Problem description> Pull from the data below each line where the word "Subbiah" occurs, and copy it.
= Beginning of Section =
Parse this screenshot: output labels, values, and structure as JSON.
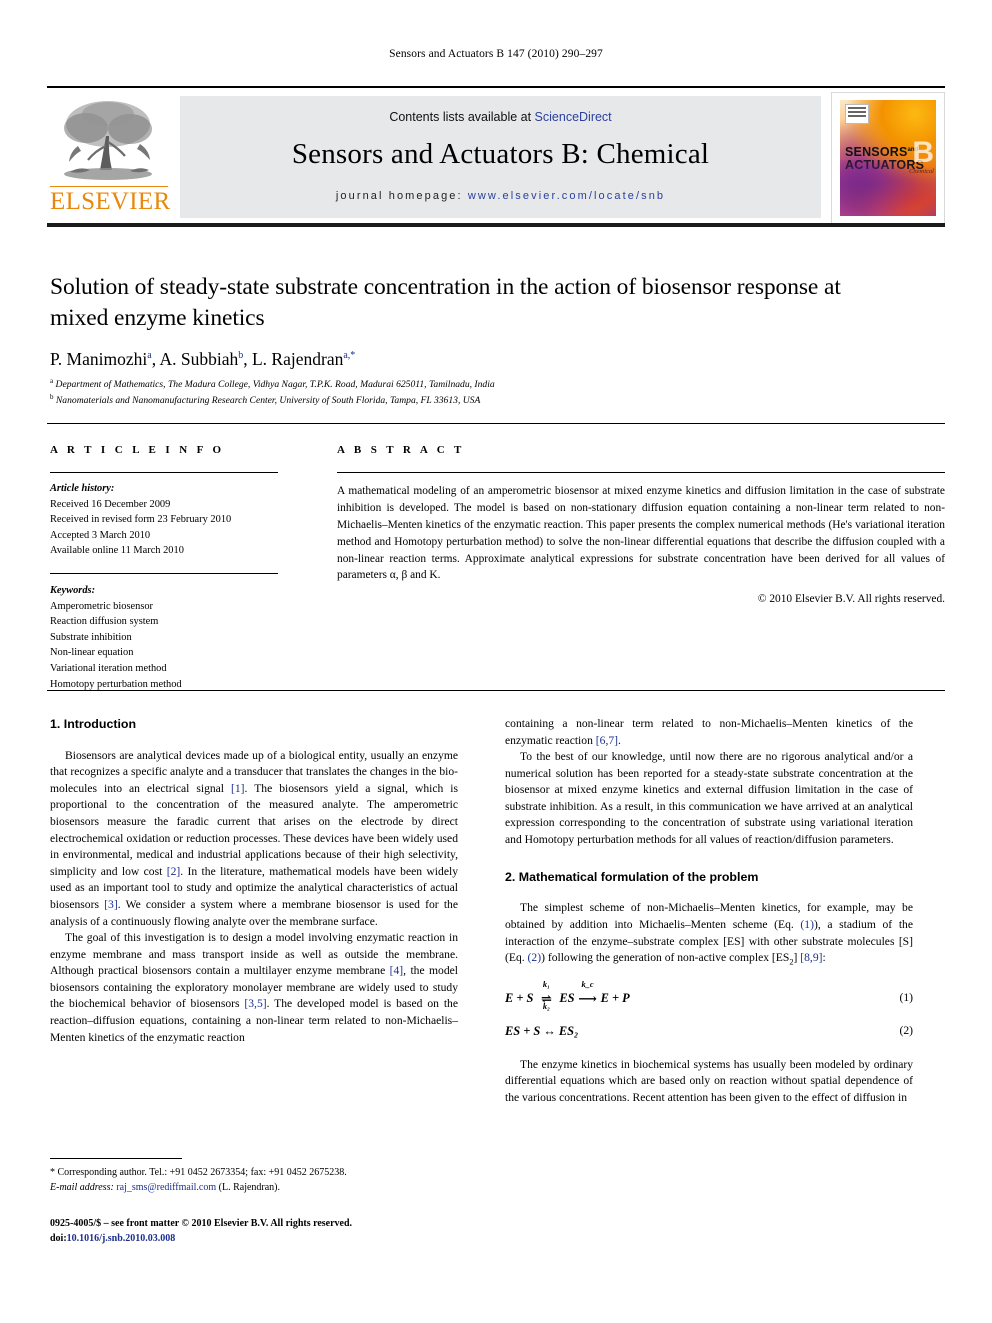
{
  "running_head": "Sensors and Actuators B 147 (2010) 290–297",
  "masthead": {
    "publisher": "ELSEVIER",
    "contents_prefix": "Contents lists available at ",
    "contents_link": "ScienceDirect",
    "journal_title": "Sensors and Actuators B: Chemical",
    "homepage_label": "journal homepage:",
    "homepage_url": "www.elsevier.com/locate/snb",
    "cover": {
      "line1": "SENSORS",
      "line1_small": "and",
      "line2": "ACTUATORS",
      "letter": "B",
      "sublabel": "Chemical"
    }
  },
  "article": {
    "title": "Solution of steady-state substrate concentration in the action of biosensor response at mixed enzyme kinetics",
    "authors": "P. Manimozhi, A. Subbiah, L. Rajendran",
    "author_list": [
      {
        "name": "P. Manimozhi",
        "marks": "a"
      },
      {
        "name": "A. Subbiah",
        "marks": "b"
      },
      {
        "name": "L. Rajendran",
        "marks": "a,*"
      }
    ],
    "affiliations": [
      {
        "mark": "a",
        "text": "Department of Mathematics, The Madura College, Vidhya Nagar, T.P.K. Road, Madurai 625011, Tamilnadu, India"
      },
      {
        "mark": "b",
        "text": "Nanomaterials and Nanomanufacturing Research Center, University of South Florida, Tampa, FL 33613, USA"
      }
    ]
  },
  "article_info": {
    "heading": "A R T I C L E  I N F O",
    "history_label": "Article history:",
    "history": [
      "Received 16 December 2009",
      "Received in revised form 23 February 2010",
      "Accepted 3 March 2010",
      "Available online 11 March 2010"
    ],
    "keywords_label": "Keywords:",
    "keywords": [
      "Amperometric biosensor",
      "Reaction diffusion system",
      "Substrate inhibition",
      "Non-linear equation",
      "Variational iteration method",
      "Homotopy perturbation method"
    ]
  },
  "abstract": {
    "heading": "A B S T R A C T",
    "text": "A mathematical modeling of an amperometric biosensor at mixed enzyme kinetics and diffusion limitation in the case of substrate inhibition is developed. The model is based on non-stationary diffusion equation containing a non-linear term related to non-Michaelis–Menten kinetics of the enzymatic reaction. This paper presents the complex numerical methods (He's variational iteration method and Homotopy perturbation method) to solve the non-linear differential equations that describe the diffusion coupled with a non-linear reaction terms. Approximate analytical expressions for substrate concentration have been derived for all values of parameters α, β and K.",
    "copyright": "© 2010 Elsevier B.V. All rights reserved."
  },
  "sections": {
    "introduction": {
      "heading": "1. Introduction",
      "p1_a": "Biosensors are analytical devices made up of a biological entity, usually an enzyme that recognizes a specific analyte and a transducer that translates the changes in the bio-molecules into an electrical signal ",
      "p1_c1": "[1]",
      "p1_b": ". The biosensors yield a signal, which is proportional to the concentration of the measured analyte. The amperometric biosensors measure the faradic current that arises on the electrode by direct electrochemical oxidation or reduction processes. These devices have been widely used in environmental, medical and industrial applications because of their high selectivity, simplicity and low cost ",
      "p1_c2": "[2]",
      "p1_d": ". In the literature, mathematical models have been widely used as an important tool to study and optimize the analytical characteristics of actual biosensors ",
      "p1_c3": "[3]",
      "p1_e": ". We consider a system where a membrane biosensor is used for the analysis of a continuously flowing analyte over the membrane surface.",
      "p2_a": "The goal of this investigation is to design a model involving enzymatic reaction in enzyme membrane and mass transport inside as well as outside the membrane. Although practical biosensors contain a multilayer enzyme membrane ",
      "p2_c1": "[4]",
      "p2_b": ", the model biosensors containing the exploratory monolayer membrane are widely used to study the biochemical behavior of biosensors ",
      "p2_c2": "[3,5]",
      "p2_c": ". The developed model is based on the reaction–diffusion equations, containing a non-linear term related to non-Michaelis–Menten kinetics of the enzymatic reaction ",
      "p2_c3": "[6,7]",
      "p2_d": ".",
      "p3": "To the best of our knowledge, until now there are no rigorous analytical and/or a numerical solution has been reported for a steady-state substrate concentration at the biosensor at mixed enzyme kinetics and external diffusion limitation in the case of substrate inhibition. As a result, in this communication we have arrived at an analytical expression corresponding to the concentration of substrate using variational iteration and Homotopy perturbation methods for all values of reaction/diffusion parameters."
    },
    "formulation": {
      "heading": "2. Mathematical formulation of the problem",
      "p1_a": "The simplest scheme of non-Michaelis–Menten kinetics, for example, may be obtained by addition into Michaelis–Menten scheme (Eq. ",
      "p1_c1": "(1)",
      "p1_b": "), a stadium of the interaction of the enzyme–substrate complex [ES] with other substrate molecules [S] (Eq. ",
      "p1_c2": "(2)",
      "p1_c": ") following the generation of non-active complex [ES",
      "p1_sub": "2",
      "p1_d": "] ",
      "p1_c3": "[8,9]",
      "p1_e": ":",
      "eq1": {
        "lhs": "E + S",
        "k_top": "k₁",
        "k_bot": "k₂",
        "mid": "ES",
        "kc": "k_c",
        "rhs": "E + P",
        "number": "(1)"
      },
      "eq2": {
        "text": "ES + S ↔ ES₂",
        "number": "(2)"
      },
      "p2": "The enzyme kinetics in biochemical systems has usually been modeled by ordinary differential equations which are based only on reaction without spatial dependence of the various concentrations. Recent attention has been given to the effect of diffusion in"
    }
  },
  "footnote": {
    "corresponding": "* Corresponding author. Tel.: +91 0452 2673354; fax: +91 0452 2675238.",
    "email_label": "E-mail address:",
    "email": "raj_sms@rediffmail.com",
    "email_owner": "(L. Rajendran)."
  },
  "imprint": {
    "line1": "0925-4005/$ – see front matter © 2010 Elsevier B.V. All rights reserved.",
    "doi_label": "doi:",
    "doi": "10.1016/j.snb.2010.03.008"
  }
}
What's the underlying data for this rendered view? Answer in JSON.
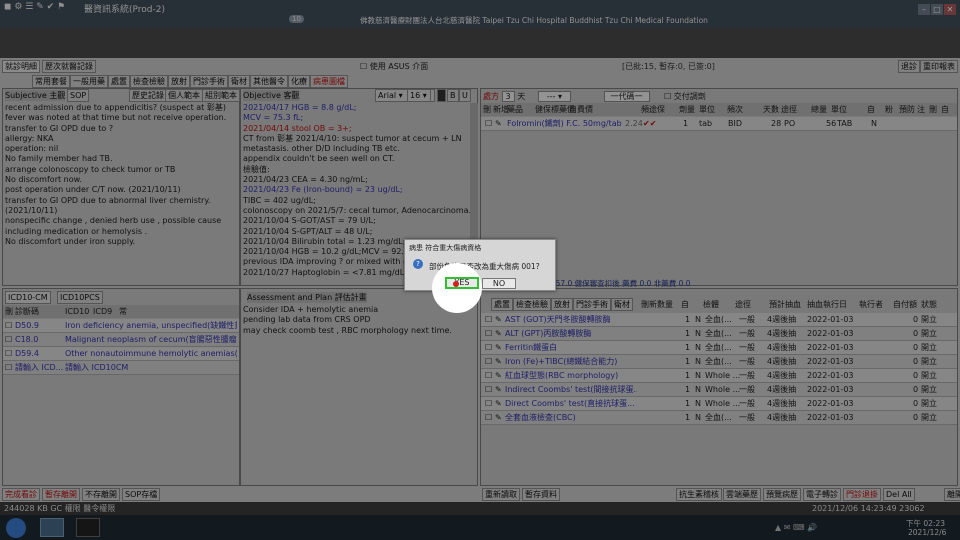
{
  "window": {
    "title": "醫資訊系統(Prod-2)",
    "hospital": "佛教慈濟醫療財團法人台北慈濟醫院 Taipei Tzu Chi Hospital Buddhist Tzu Chi Medical Foundation",
    "counter": "10"
  },
  "tabs": {
    "current": "就診明細",
    "history": "歷次就醫記錄"
  },
  "toolbar": {
    "items": [
      "常用套餐",
      "一般用藥",
      "處置",
      "檢查檢驗",
      "放射",
      "門診手術",
      "衛材",
      "其他醫令",
      "化療",
      "病患圖檔"
    ],
    "asus": "使用 ASUS 介面",
    "counts": "[已批:15, 暫存:0, 已簽:0]",
    "cancel": "退診",
    "reprint": "重印報表"
  },
  "subjective": {
    "title": "Subjective 主觀",
    "sop": "SOP",
    "history_btn": "歷史記錄",
    "template_btn": "個人範本",
    "group_btn": "組別範本",
    "lines": [
      "recent admission due to appendicitis? (suspect at 彰基)",
      "fever was noted at that time but not receive operation.",
      "transfer to GI OPD due to ?",
      "allergy: NKA",
      "operation: nil",
      "No family member had TB.",
      "arrange colonoscopy to check tumor or TB",
      "No discomfort now.",
      "post operation under C/T now. (2021/10/11)",
      "transfer to GI OPD due to abnormal liver chemistry.",
      "(2021/10/11)",
      "nonspecific change , denied herb use , possible cause",
      "including medication or hemolysis .",
      "No discomfort under iron supply."
    ]
  },
  "objective": {
    "title": "Objective 客觀",
    "font": "Arial",
    "size": "16",
    "lines": [
      {
        "t": "2021/04/17 HGB = 8.8 g/dL;",
        "c": "blue"
      },
      {
        "t": "MCV = 75.3 fL;",
        "c": "blue"
      },
      {
        "t": "2021/04/14 stool OB = 3+;",
        "c": "red"
      },
      {
        "t": "CT from 彰基 2021/4/10: suspect tumor at cecum + LN",
        "c": ""
      },
      {
        "t": "metastasis. other D/D including TB etc.",
        "c": ""
      },
      {
        "t": "appendix couldn't be seen well on CT.",
        "c": ""
      },
      {
        "t": "檢驗值:",
        "c": ""
      },
      {
        "t": "2021/04/23 CEA = 4.30 ng/mL;",
        "c": ""
      },
      {
        "t": "2021/04/23 Fe (Iron-bound) = 23 ug/dL;",
        "c": "blue"
      },
      {
        "t": "TIBC = 402 ug/dL;",
        "c": ""
      },
      {
        "t": "colonoscopy on 2021/5/7: cecal tumor, Adenocarcinoma.",
        "c": ""
      },
      {
        "t": "2021/10/04 S-GOT/AST = 79 U/L;",
        "c": ""
      },
      {
        "t": "2021/10/04 S-GPT/ALT = 48 U/L;",
        "c": ""
      },
      {
        "t": "2021/10/04 Bilirubin total = 1.23 mg/dL;",
        "c": ""
      },
      {
        "t": "2021/10/04 HGB = 10.2 g/dL;MCV = 92.5 fL;",
        "c": ""
      },
      {
        "t": "previous IDA improving ? or mixed with oth",
        "c": ""
      },
      {
        "t": "2021/10/27 Haptoglobin = <7.81 mg/dL;",
        "c": ""
      }
    ]
  },
  "rx": {
    "qty_label": "處方",
    "qty": "3",
    "days_label": "天",
    "code_label": "一代碼一",
    "self_pay": "交付調劑",
    "headers": [
      "刪",
      "新增",
      "藥品",
      "健保標藥價",
      "自費價",
      "頻",
      "途",
      "保",
      "劑量",
      "單位",
      "頻次",
      "天數",
      "途徑",
      "總量",
      "單位",
      "自",
      "粉",
      "預防",
      "注",
      "刪",
      "自"
    ],
    "row": {
      "name": "Folromin(鐵劑) F.C. 50mg/tab (...",
      "price": "2.24",
      "dose": "1",
      "unit": "tab",
      "freq": "BID",
      "days": "28",
      "route": "PO",
      "total": "56",
      "total_unit": "TAB",
      "self": "N"
    }
  },
  "fee_summary": "28389.0 非藥費 16057.0 健保審查扣後 藥費 0.0 非藥費 0.0",
  "icd": {
    "tab1": "ICD10-CM",
    "tab2": "ICD10PCS",
    "col_del": "刪",
    "col_code": "診斷碼",
    "col_icd10": "ICD10",
    "col_icd9": "ICD9",
    "col_common": "常",
    "rows": [
      {
        "code": "D50.9",
        "desc": "Iron deficiency anemia, unspecified(缺鐵性貧血)"
      },
      {
        "code": "C18.0",
        "desc": "Malignant neoplasm of cecum(盲腸惡性腫瘤)"
      },
      {
        "code": "D59.4",
        "desc": "Other nonautoimmune hemolytic anemias(其他..."
      },
      {
        "code": "請輸入 ICD...",
        "desc": "請輸入 ICD10CM"
      }
    ]
  },
  "assessment": {
    "title": "Assessment and Plan 評估計畫",
    "lines": [
      "Consider IDA + hemolytic anemia",
      "pending lab data from CRS OPD",
      "may check coomb test , RBC morphology next time."
    ]
  },
  "lab": {
    "toolbar": [
      "處置",
      "檢查檢驗",
      "放射",
      "門診手術",
      "衛材"
    ],
    "headers": [
      "刪",
      "新",
      "數量",
      "自",
      "檢體",
      "途徑",
      "預計抽血",
      "抽血執行日",
      "執行者",
      "自付額",
      "狀態"
    ],
    "rows": [
      {
        "name": "AST (GOT)天門冬胺酸轉胺酶",
        "qty": "1",
        "self": "N",
        "spec": "全血(...",
        "type": "一般",
        "draw": "4週後抽",
        "date": "2022-01-03",
        "fee": "0",
        "status": "開立"
      },
      {
        "name": "ALT (GPT)丙胺酸轉胺酶",
        "qty": "1",
        "self": "N",
        "spec": "全血(...",
        "type": "一般",
        "draw": "4週後抽",
        "date": "2022-01-03",
        "fee": "0",
        "status": "開立"
      },
      {
        "name": "Ferritin鐵蛋白",
        "qty": "1",
        "self": "N",
        "spec": "全血(...",
        "type": "一般",
        "draw": "4週後抽",
        "date": "2022-01-03",
        "fee": "0",
        "status": "開立"
      },
      {
        "name": "Iron (Fe)+TIBC(總鐵結合能力)",
        "qty": "1",
        "self": "N",
        "spec": "全血(...",
        "type": "一般",
        "draw": "4週後抽",
        "date": "2022-01-03",
        "fee": "0",
        "status": "開立"
      },
      {
        "name": "紅血球型態(RBC morphology)",
        "qty": "1",
        "self": "N",
        "spec": "Whole ...",
        "type": "一般",
        "draw": "4週後抽",
        "date": "2022-01-03",
        "fee": "0",
        "status": "開立"
      },
      {
        "name": "Indirect Coombs' test(間接抗球蛋...",
        "qty": "1",
        "self": "N",
        "spec": "Whole ...",
        "type": "一般",
        "draw": "4週後抽",
        "date": "2022-01-03",
        "fee": "0",
        "status": "開立"
      },
      {
        "name": "Direct Coombs' test(直接抗球蛋...",
        "qty": "1",
        "self": "N",
        "spec": "Whole ...",
        "type": "一般",
        "draw": "4週後抽",
        "date": "2022-01-03",
        "fee": "0",
        "status": "開立"
      },
      {
        "name": "全套血液檢查(CBC)",
        "qty": "1",
        "self": "N",
        "spec": "全血(...",
        "type": "一般",
        "draw": "4週後抽",
        "date": "2022-01-03",
        "fee": "0",
        "status": "開立"
      }
    ]
  },
  "bottom": {
    "left": [
      "完成看診",
      "暫存離開",
      "不存離開",
      "SOP存檔"
    ],
    "mid": [
      "重新讀取",
      "暫存資料"
    ],
    "right": [
      "抗生素稽核",
      "雲端藥歷",
      "預覽病歷",
      "電子轉診",
      "門診退掛",
      "Del All",
      "離開病歷"
    ]
  },
  "status": {
    "left": "244028 KB  GC  權限 醫令權限",
    "right": "2021/12/06 14:23:49  23062  10.3.36.72"
  },
  "dialog": {
    "title": "病患 符合重大傷病資格",
    "message": "部份負擔是否改為重大傷病 001?",
    "yes": "YES",
    "no": "NO"
  },
  "clock": {
    "time": "下午 02:23",
    "date": "2021/12/6"
  }
}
= End of Section =
Solution to the problem>
    "authors": "P. Manimozhi, A. Subbiah, L. Rajendran",
        "name": "A. Subbiah",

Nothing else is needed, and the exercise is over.